Records excerpted from a collection:
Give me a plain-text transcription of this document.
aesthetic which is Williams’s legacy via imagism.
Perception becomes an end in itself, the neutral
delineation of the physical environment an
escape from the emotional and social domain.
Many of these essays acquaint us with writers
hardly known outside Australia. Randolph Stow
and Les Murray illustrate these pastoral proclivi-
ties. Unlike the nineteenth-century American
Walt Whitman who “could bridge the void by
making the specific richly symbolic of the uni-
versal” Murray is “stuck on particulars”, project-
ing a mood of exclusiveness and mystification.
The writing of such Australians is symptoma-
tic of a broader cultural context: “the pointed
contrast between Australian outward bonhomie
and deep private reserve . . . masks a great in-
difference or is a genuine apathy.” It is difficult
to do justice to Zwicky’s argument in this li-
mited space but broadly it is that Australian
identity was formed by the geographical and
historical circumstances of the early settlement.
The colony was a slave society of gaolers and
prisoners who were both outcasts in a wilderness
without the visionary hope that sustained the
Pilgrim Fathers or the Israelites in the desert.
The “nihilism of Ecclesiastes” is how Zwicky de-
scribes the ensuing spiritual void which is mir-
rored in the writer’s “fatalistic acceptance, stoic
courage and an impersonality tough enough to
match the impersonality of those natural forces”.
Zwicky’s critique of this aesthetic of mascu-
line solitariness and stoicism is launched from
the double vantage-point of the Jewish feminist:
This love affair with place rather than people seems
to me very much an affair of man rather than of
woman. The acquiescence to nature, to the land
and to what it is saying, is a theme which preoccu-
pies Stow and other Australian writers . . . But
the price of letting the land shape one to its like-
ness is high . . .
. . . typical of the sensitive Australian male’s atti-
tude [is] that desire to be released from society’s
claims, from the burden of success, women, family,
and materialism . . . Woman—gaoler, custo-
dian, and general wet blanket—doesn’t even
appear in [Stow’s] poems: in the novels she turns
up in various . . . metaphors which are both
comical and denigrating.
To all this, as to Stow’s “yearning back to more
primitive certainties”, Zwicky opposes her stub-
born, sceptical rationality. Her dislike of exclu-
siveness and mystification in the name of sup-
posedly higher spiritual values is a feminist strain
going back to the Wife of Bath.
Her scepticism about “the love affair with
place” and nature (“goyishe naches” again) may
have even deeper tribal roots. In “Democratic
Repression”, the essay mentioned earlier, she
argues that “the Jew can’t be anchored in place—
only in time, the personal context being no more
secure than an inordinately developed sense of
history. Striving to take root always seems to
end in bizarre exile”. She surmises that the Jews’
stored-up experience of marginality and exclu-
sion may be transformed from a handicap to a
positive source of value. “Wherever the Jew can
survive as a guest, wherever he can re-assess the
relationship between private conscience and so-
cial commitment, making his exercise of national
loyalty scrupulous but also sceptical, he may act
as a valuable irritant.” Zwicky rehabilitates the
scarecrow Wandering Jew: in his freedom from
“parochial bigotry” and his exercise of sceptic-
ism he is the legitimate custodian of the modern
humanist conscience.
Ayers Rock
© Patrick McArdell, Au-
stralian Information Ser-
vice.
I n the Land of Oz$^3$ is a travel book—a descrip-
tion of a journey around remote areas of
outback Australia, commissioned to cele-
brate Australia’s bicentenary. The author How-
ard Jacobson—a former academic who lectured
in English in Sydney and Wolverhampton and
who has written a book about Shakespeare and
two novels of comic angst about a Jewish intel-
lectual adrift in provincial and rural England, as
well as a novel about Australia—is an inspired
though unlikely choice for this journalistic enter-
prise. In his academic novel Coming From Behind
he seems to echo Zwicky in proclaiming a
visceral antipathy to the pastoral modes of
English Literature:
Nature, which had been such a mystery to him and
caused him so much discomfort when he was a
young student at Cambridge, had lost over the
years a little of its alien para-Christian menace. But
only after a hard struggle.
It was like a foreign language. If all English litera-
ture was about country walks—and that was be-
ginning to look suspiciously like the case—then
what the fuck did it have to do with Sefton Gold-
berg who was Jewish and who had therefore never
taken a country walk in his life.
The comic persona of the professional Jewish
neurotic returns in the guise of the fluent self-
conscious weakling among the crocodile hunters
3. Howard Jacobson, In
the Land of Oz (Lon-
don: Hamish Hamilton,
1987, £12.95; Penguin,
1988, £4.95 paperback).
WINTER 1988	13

-- PROBLEM DETAILS --
Copy each line of the listing that contains the string "these".

-- SOLUTION --
Many of these essays acquaint us with writers
and Les Murray illustrate these pastoral proclivi-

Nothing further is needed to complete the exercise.